SELECTED EXTRACT:

## begin

To clarify these authors’ theological perspective, covenant refers to loving and being loved, unconditionally—by both spouses. Grace references forgiving and being forgiven. Empowering deals with serving and being served, or as the authors put it, “the intentional process of enabling another person to acquire power.” (p. 28)
Intimacy is to know and to be known. When spouses covenant/commit to one another, there is increased opportunity, desire, and need to extend and receive forgiveness. Once we have realized, given, received, and accepted forgiveness, the greater the possibility to feel closer to the one offering forgiveness, which increases intimacy between the couple. Such closeness and intimacy further secures, strengthens, and increases the covenant relationship between spouses—which increases the chance for a mutually satisfying and fulfilling marriage.
From this biblically-based perspective, marriage has the capacity to be so much more than simply that which makes us happy. This biblically-based approach truly leads us towards holy matrimony. Happiness is situational, externally driven, and fleeting. Holiness is consistently God-like, internal/from the heart, and eternal.
So then, faith in a loving, caring, giving God, who sent his Son, Jesus Christ to die for our sins and to show us how to live is our greatest hope to an eternal life, a fulfilling life here on this side of heaven, and to a satisfying marriage. Likewise, Jesus’s example of how to be a servant provides us the strongest road map of how to make our marriages resilient and strong, holy, and yes, even happy. But we must seek first His Kingdom, and His righteousness (in faith), and then all these things will be added unto us (cf. Matthew 6, particularly as the entire chapter leads to verse 33).

## end

DATA EXTRACT:
## begin

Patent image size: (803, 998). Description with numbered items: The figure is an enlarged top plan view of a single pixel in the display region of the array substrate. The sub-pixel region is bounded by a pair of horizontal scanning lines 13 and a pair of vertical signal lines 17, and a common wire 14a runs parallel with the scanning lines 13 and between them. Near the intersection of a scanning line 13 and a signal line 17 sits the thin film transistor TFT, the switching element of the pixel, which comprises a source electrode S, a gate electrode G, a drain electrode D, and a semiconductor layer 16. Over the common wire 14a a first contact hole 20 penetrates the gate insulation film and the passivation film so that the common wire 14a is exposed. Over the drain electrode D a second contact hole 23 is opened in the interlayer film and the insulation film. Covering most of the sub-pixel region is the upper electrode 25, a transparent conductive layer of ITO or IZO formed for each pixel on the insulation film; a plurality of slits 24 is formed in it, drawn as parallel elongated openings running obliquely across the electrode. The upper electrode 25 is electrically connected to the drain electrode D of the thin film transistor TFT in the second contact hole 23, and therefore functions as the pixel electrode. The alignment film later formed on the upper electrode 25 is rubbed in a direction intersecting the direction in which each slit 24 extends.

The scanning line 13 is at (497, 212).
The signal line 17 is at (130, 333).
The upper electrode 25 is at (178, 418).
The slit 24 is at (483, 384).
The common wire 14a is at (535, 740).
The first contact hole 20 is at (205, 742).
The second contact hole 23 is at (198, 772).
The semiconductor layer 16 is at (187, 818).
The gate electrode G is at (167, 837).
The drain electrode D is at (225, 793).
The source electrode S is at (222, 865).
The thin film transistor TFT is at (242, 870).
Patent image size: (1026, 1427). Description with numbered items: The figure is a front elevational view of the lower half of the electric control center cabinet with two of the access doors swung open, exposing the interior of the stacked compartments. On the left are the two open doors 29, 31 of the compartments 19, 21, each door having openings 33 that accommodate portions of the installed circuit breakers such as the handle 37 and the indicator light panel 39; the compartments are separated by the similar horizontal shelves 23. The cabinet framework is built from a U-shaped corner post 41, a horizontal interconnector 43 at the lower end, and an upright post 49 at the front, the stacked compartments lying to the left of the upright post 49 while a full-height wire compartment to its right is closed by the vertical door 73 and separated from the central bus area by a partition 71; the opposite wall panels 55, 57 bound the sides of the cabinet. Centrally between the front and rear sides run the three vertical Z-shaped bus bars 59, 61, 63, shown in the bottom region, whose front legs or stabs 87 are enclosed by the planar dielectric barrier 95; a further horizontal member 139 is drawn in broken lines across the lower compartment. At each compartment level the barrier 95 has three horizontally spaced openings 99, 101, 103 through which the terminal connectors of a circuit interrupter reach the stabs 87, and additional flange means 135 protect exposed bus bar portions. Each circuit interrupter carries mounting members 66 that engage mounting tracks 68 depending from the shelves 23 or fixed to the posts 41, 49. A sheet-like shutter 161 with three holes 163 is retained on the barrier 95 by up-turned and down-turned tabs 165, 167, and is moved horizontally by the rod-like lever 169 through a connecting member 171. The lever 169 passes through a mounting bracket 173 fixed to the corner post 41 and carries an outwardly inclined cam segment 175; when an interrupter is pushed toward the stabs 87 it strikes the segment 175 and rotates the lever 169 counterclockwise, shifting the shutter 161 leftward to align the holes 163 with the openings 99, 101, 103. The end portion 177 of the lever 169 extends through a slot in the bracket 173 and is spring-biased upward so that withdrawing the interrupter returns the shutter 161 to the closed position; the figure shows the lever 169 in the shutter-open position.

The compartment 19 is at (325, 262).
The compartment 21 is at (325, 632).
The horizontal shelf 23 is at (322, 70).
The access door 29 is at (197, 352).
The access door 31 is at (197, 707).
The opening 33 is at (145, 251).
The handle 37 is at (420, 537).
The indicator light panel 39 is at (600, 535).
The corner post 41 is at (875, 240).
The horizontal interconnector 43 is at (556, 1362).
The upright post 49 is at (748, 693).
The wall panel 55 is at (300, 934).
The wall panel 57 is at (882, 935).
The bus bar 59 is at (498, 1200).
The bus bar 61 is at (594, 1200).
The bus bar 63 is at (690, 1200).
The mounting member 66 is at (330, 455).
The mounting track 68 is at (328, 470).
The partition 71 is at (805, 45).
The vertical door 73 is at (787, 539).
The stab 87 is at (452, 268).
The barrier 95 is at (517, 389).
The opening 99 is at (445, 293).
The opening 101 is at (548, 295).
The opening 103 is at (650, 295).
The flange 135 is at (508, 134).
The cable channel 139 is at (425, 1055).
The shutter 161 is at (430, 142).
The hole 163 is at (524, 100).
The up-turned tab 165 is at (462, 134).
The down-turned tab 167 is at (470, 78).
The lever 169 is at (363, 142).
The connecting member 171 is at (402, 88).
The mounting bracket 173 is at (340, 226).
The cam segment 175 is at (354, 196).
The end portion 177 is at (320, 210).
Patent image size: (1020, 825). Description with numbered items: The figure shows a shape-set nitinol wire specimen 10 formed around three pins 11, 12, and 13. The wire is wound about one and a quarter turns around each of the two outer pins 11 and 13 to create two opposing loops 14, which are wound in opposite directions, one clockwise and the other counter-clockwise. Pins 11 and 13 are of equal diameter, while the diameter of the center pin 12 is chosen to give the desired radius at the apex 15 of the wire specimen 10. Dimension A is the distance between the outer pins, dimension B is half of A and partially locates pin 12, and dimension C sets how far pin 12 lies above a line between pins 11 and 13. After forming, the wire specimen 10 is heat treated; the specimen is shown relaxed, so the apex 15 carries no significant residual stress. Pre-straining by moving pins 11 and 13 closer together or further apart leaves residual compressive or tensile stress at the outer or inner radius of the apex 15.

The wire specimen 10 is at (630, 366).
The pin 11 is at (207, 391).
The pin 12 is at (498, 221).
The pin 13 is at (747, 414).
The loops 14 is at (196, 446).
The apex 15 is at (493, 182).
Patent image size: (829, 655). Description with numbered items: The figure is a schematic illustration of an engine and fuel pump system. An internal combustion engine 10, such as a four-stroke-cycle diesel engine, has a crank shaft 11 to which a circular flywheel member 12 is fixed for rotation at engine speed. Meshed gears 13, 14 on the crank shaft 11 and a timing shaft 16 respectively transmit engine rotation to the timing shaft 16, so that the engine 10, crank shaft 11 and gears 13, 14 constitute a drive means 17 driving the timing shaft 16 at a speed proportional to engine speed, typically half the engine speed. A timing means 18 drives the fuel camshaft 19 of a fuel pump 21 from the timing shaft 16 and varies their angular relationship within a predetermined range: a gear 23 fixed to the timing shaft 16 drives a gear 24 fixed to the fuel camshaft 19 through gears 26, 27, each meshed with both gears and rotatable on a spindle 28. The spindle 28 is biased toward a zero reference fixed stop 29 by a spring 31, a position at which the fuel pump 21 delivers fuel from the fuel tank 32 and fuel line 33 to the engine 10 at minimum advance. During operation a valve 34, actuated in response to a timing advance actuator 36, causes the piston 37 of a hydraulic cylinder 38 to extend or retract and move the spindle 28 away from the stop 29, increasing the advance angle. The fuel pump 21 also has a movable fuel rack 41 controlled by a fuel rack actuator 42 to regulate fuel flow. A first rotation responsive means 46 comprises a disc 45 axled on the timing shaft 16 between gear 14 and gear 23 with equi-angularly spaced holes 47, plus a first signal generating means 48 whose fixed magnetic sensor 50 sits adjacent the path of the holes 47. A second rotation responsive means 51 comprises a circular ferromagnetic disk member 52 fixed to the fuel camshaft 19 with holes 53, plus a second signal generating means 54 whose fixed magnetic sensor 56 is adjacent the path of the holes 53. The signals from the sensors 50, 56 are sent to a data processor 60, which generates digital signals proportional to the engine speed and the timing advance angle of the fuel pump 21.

## end

COMPLETE THE FOLLOWING:
a) Rewrite the stretch of the passage on marriage from "To clarify these" through "and fulfilling marriage.", changing "spouses" to "partners".
b) Answer these questions from the passage on marriage:
(i) What does grace reference?
(ii) What three words describe happiness?
(iii) Which verse does the cited chapter of Matthew lead to?
c) Pick up the passage on covenant, grace, and marriage after its final sentence and carry it forward.
The listing is drawn from a different source than the passage on marriage.

TASK-BY-TASK RESULTS:
a)
To clarify these authors’ theological perspective, covenant refers to loving and being loved, unconditionally—by both partners. Grace references forgiving and being forgiven. Empowering deals with serving and being served, or as the authors put it, “the intentional process of enabling another person to acquire power.” (p. 28)
Intimacy is to know and to be known. When partners covenant/commit to one another, there is increased opportunity, desire, and need to extend and receive forgiveness. Once we have realized, given, received, and accepted forgiveness, the greater the possibility to feel closer to the one offering forgiveness, which increases intimacy between the couple. Such closeness and intimacy further secures, strengthens, and increases the covenant relationship between partners—which increases the chance for a mutually satisfying and fulfilling marriage.

b)
(i) Forgiving and being forgiven.
(ii) Situational, externally driven, and fleeting.
(iii) Verse 33.

c)
Following the “great cloud of witnesses” in Hebrews 11, Hebrews 12:1–3 continues, “Therefore, since we have so great a cloud of witnesses surrounding us, let us also lay aside every encumbrance and the sin which so easily entangles us, and let us run with endurance the race that is set before us, fixing our eyes on Jesus, the author and perfecter of faith, who for the joy set before Him endured the cross, despising the shame, and has sat down at the right hand of the throne of God. For consider Him who has endured such hostility by sinners against Himself, so that you will not grow weary and lose heart (emphasis added).” Galatians 6:9 (NASB) further focuses us with, “Let us not lose heart in doing good, for in due time we will reap if we do not grow weary.”